Copy every record word for word.

* **Record set**:
※
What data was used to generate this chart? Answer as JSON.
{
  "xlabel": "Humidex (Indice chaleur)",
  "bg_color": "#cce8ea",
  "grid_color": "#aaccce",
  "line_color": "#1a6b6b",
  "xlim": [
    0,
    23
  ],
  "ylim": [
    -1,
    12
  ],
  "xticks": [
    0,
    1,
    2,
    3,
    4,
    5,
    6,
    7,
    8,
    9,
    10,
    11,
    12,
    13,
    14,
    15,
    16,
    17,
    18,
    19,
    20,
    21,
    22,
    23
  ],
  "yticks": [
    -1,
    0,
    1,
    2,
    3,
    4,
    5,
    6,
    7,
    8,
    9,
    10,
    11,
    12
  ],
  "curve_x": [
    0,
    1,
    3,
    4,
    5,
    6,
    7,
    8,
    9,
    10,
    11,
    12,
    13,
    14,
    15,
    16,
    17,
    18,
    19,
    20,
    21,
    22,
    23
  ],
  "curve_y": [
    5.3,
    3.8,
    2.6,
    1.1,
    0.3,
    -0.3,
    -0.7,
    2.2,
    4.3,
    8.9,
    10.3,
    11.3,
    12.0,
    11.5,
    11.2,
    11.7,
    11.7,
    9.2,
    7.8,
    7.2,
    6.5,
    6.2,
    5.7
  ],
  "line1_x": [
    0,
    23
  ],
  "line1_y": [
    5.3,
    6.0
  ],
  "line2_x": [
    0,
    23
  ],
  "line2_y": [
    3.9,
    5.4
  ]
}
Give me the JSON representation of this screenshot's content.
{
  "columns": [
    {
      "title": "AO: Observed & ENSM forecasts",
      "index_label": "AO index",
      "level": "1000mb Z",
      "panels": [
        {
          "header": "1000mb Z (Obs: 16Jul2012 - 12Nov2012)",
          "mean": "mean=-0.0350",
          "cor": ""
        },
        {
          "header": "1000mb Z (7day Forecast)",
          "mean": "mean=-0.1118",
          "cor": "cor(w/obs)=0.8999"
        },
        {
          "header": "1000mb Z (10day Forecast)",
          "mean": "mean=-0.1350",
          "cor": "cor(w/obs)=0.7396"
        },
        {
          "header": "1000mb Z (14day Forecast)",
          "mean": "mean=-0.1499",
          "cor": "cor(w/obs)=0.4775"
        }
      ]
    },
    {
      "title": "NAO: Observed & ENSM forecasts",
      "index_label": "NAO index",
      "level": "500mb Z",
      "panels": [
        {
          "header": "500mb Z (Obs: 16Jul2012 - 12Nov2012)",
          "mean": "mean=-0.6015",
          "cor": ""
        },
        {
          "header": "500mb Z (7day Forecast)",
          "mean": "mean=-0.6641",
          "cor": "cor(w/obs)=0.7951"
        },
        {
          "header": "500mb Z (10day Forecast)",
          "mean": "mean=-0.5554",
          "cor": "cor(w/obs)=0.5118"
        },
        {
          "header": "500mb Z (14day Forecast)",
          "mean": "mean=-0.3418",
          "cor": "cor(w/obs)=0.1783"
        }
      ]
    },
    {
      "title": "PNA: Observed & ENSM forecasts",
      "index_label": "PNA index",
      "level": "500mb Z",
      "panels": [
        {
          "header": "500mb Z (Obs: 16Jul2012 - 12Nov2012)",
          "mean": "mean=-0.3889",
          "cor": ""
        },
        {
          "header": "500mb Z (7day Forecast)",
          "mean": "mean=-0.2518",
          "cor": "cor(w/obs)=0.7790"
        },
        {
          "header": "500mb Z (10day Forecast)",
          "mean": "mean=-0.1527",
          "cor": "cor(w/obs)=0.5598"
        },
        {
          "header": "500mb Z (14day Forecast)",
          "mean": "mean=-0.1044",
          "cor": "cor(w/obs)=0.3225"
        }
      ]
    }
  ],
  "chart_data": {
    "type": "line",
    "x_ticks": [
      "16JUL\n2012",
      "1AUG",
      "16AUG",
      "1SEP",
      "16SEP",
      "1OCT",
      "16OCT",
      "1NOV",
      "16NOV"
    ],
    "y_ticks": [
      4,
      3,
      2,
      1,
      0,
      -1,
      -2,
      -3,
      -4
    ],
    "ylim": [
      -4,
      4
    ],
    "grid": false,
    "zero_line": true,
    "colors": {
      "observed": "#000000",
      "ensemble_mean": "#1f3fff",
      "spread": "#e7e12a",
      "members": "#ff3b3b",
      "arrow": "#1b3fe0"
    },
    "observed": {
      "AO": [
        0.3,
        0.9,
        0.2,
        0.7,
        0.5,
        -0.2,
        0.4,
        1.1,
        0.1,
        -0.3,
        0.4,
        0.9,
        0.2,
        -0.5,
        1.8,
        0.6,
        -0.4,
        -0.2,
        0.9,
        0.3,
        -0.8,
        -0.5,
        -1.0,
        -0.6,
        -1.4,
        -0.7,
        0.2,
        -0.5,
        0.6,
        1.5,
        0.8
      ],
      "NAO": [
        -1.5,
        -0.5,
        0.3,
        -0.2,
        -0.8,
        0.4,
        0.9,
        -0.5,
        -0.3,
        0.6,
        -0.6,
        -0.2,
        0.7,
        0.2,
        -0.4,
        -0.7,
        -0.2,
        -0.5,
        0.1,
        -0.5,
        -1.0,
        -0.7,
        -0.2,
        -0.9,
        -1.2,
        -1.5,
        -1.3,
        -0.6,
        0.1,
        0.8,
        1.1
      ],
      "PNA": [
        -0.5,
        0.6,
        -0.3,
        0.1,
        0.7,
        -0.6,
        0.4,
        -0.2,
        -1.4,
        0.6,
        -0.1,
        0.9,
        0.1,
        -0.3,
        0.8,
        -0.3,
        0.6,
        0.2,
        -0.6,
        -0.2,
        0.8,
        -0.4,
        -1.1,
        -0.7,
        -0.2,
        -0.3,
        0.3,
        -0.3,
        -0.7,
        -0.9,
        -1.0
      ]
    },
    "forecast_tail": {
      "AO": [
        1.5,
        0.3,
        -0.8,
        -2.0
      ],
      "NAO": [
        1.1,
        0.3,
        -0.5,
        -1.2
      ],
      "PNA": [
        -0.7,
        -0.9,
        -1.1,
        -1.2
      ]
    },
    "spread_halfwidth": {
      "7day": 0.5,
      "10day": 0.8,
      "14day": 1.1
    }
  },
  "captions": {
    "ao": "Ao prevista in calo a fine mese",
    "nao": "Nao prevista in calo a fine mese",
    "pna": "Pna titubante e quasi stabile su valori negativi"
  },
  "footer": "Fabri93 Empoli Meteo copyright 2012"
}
※
* **Solution to this problem**:
What data was used to generate this chart? Answer as JSON.
{
  "xlabel": "Humidex (Indice chaleur)",
  "bg_color": "#cce8ea",
  "grid_color": "#aaccce",
  "line_color": "#1a6b6b",
  "xlim": [
    0,
    23
  ],
  "ylim": [
    -1,
    12
  ],
  "xticks": [
    0,
    1,
    2,
    3,
    4,
    5,
    6,
    7,
    8,
    9,
    10,
    11,
    12,
    13,
    14,
    15,
    16,
    17,
    18,
    19,
    20,
    21,
    22,
    23
  ],
  "yticks": [
    -1,
    0,
    1,
    2,
    3,
    4,
    5,
    6,
    7,
    8,
    9,
    10,
    11,
    12
  ],
  "curve_x": [
    0,
    1,
    3,
    4,
    5,
    6,
    7,
    8,
    9,
    10,
    11,
    12,
    13,
    14,
    15,
    16,
    17,
    18,
    19,
    20,
    21,
    22,
    23
  ],
  "curve_y": [
    5.3,
    3.8,
    2.6,
    1.1,
    0.3,
    -0.3,
    -0.7,
    2.2,
    4.3,
    8.9,
    10.3,
    11.3,
    12.0,
    11.5,
    11.2,
    11.7,
    11.7,
    9.2,
    7.8,
    7.2,
    6.5,
    6.2,
    5.7
  ],
  "line1_x": [
    0,
    23
  ],
  "line1_y": [
    5.3,
    6.0
  ],
  "line2_x": [
    0,
    23
  ],
  "line2_y": [
    3.9,
    5.4
  ]
}
Give me the JSON representation of this screenshot's content.
{
  "columns": [
    {
      "title": "AO: Observed & ENSM forecasts",
      "index_label": "AO index",
      "level": "1000mb Z",
      "panels": [
        {
          "header": "1000mb Z (Obs: 16Jul2012 - 12Nov2012)",
          "mean": "mean=-0.0350",
          "cor": ""
        },
        {
          "header": "1000mb Z (7day Forecast)",
          "mean": "mean=-0.1118",
          "cor": "cor(w/obs)=0.8999"
        },
        {
          "header": "1000mb Z (10day Forecast)",
          "mean": "mean=-0.1350",
          "cor": "cor(w/obs)=0.7396"
        },
        {
          "header": "1000mb Z (14day Forecast)",
          "mean": "mean=-0.1499",
          "cor": "cor(w/obs)=0.4775"
        }
      ]
    },
    {
      "title": "NAO: Observed & ENSM forecasts",
      "index_label": "NAO index",
      "level": "500mb Z",
      "panels": [
        {
          "header": "500mb Z (Obs: 16Jul2012 - 12Nov2012)",
          "mean": "mean=-0.6015",
          "cor": ""
        },
        {
          "header": "500mb Z (7day Forecast)",
          "mean": "mean=-0.6641",
          "cor": "cor(w/obs)=0.7951"
        },
        {
          "header": "500mb Z (10day Forecast)",
          "mean": "mean=-0.5554",
          "cor": "cor(w/obs)=0.5118"
        },
        {
          "header": "500mb Z (14day Forecast)",
          "mean": "mean=-0.3418",
          "cor": "cor(w/obs)=0.1783"
        }
      ]
    },
    {
      "title": "PNA: Observed & ENSM forecasts",
      "index_label": "PNA index",
      "level": "500mb Z",
      "panels": [
        {
          "header": "500mb Z (Obs: 16Jul2012 - 12Nov2012)",
          "mean": "mean=-0.3889",
          "cor": ""
        },
        {
          "header": "500mb Z (7day Forecast)",
          "mean": "mean=-0.2518",
          "cor": "cor(w/obs)=0.7790"
        },
        {
          "header": "500mb Z (10day Forecast)",
          "mean": "mean=-0.1527",
          "cor": "cor(w/obs)=0.5598"
        },
        {
          "header": "500mb Z (14day Forecast)",
          "mean": "mean=-0.1044",
          "cor": "cor(w/obs)=0.3225"
        }
      ]
    }
  ],
  "chart_data": {
    "type": "line",
    "x_ticks": [
      "16JUL\n2012",
      "1AUG",
      "16AUG",
      "1SEP",
      "16SEP",
      "1OCT",
      "16OCT",
      "1NOV",
      "16NOV"
    ],
    "y_ticks": [
      4,
      3,
      2,
      1,
      0,
      -1,
      -2,
      -3,
      -4
    ],
    "ylim": [
      -4,
      4
    ],
    "grid": false,
    "zero_line": true,
    "colors": {
      "observed": "#000000",
      "ensemble_mean": "#1f3fff",
      "spread": "#e7e12a",
      "members": "#ff3b3b",
      "arrow": "#1b3fe0"
    },
    "observed": {
      "AO": [
        0.3,
        0.9,
        0.2,
        0.7,
        0.5,
        -0.2,
        0.4,
        1.1,
        0.1,
        -0.3,
        0.4,
        0.9,
        0.2,
        -0.5,
        1.8,
        0.6,
        -0.4,
        -0.2,
        0.9,
        0.3,
        -0.8,
        -0.5,
        -1.0,
        -0.6,
        -1.4,
        -0.7,
        0.2,
        -0.5,
        0.6,
        1.5,
        0.8
      ],
      "NAO": [
        -1.5,
        -0.5,
        0.3,
        -0.2,
        -0.8,
        0.4,
        0.9,
        -0.5,
        -0.3,
        0.6,
        -0.6,
        -0.2,
        0.7,
        0.2,
        -0.4,
        -0.7,
        -0.2,
        -0.5,
        0.1,
        -0.5,
        -1.0,
        -0.7,
        -0.2,
        -0.9,
        -1.2,
        -1.5,
        -1.3,
        -0.6,
        0.1,
        0.8,
        1.1
      ],
      "PNA": [
        -0.5,
        0.6,
        -0.3,
        0.1,
        0.7,
        -0.6,
        0.4,
        -0.2,
        -1.4,
        0.6,
        -0.1,
        0.9,
        0.1,
        -0.3,
        0.8,
        -0.3,
        0.6,
        0.2,
        -0.6,
        -0.2,
        0.8,
        -0.4,
        -1.1,
        -0.7,
        -0.2,
        -0.3,
        0.3,
        -0.3,
        -0.7,
        -0.9,
        -1.0
      ]
    },
    "forecast_tail": {
      "AO": [
        1.5,
        0.3,
        -0.8,
        -2.0
      ],
      "NAO": [
        1.1,
        0.3,
        -0.5,
        -1.2
      ],
      "PNA": [
        -0.7,
        -0.9,
        -1.1,
        -1.2
      ]
    },
    "spread_halfwidth": {
      "7day": 0.5,
      "10day": 0.8,
      "14day": 1.1
    }
  },
  "captions": {
    "ao": "Ao prevista in calo a fine mese",
    "nao": "Nao prevista in calo a fine mese",
    "pna": "Pna titubante e quasi stabile su valori negativi"
  },
  "footer": "Fabri93 Empoli Meteo copyright 2012"
}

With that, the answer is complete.